** Short problem **
Provide only the number of lines where "this" occurs.

** Data extract **

↓↓↓

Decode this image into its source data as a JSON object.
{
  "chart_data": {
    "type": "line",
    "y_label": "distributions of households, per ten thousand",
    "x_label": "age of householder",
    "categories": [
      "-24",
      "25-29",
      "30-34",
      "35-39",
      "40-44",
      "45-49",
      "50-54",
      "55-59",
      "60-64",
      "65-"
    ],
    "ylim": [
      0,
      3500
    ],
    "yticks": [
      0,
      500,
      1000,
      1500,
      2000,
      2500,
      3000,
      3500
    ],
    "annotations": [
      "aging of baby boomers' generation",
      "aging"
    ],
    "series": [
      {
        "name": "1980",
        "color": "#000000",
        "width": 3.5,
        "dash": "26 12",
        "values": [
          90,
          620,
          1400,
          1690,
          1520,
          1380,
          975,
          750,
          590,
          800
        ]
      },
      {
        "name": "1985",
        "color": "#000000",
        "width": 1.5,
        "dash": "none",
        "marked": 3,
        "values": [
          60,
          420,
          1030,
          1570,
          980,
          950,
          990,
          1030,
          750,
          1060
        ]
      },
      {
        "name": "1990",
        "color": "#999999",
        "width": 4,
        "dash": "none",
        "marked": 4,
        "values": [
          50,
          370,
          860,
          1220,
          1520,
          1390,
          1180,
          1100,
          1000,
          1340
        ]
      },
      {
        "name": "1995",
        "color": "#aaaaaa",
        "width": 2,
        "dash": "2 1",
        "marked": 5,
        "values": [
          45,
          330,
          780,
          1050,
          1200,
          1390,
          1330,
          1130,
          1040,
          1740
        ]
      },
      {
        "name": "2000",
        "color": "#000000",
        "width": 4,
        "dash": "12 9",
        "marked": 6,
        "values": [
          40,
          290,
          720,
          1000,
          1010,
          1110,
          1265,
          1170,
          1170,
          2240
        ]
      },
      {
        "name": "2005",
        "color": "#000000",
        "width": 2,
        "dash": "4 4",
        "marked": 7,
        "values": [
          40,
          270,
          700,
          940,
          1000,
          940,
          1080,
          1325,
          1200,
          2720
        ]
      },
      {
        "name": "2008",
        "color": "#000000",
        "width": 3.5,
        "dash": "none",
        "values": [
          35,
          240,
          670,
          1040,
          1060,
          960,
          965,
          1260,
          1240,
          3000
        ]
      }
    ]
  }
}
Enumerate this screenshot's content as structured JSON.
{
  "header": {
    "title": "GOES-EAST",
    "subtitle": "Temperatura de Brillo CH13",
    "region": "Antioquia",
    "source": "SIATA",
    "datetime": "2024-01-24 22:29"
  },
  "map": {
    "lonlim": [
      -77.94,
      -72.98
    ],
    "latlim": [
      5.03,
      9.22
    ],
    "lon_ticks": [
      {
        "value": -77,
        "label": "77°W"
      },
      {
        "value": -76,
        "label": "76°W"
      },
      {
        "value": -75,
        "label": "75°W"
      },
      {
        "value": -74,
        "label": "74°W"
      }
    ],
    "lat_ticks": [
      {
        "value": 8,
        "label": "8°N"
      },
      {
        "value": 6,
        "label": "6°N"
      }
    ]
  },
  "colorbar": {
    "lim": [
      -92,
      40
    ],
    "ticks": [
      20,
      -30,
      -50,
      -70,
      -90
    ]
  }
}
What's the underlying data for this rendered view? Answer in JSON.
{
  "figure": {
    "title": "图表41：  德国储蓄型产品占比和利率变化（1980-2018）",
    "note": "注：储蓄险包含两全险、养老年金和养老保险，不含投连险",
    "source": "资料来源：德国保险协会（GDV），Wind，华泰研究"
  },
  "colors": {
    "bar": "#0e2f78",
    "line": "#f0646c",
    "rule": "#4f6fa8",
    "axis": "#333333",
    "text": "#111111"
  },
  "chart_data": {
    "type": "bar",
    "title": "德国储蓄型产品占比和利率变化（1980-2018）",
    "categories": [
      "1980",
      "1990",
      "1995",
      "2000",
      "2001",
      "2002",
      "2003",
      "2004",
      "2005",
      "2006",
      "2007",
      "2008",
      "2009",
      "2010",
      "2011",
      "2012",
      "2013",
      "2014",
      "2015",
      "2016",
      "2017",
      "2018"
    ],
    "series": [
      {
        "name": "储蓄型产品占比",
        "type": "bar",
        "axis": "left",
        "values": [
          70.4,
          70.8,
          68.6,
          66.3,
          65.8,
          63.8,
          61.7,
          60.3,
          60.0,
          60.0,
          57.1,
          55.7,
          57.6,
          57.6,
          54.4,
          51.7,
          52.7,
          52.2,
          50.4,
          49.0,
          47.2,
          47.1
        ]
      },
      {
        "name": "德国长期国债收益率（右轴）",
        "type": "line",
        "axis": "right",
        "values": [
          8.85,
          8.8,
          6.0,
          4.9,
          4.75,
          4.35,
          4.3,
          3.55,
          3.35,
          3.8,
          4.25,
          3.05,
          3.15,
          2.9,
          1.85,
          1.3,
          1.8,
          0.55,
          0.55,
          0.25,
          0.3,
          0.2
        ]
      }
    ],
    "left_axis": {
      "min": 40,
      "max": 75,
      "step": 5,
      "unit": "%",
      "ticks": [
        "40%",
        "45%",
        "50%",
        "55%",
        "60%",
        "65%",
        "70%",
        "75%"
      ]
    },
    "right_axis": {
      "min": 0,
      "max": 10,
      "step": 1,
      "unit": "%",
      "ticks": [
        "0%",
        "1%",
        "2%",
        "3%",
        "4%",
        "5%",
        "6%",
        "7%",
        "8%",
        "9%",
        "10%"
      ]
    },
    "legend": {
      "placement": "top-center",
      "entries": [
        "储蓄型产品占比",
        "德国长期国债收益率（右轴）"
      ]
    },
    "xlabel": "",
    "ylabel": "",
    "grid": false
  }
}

↑↑↑

** Correct answer **
3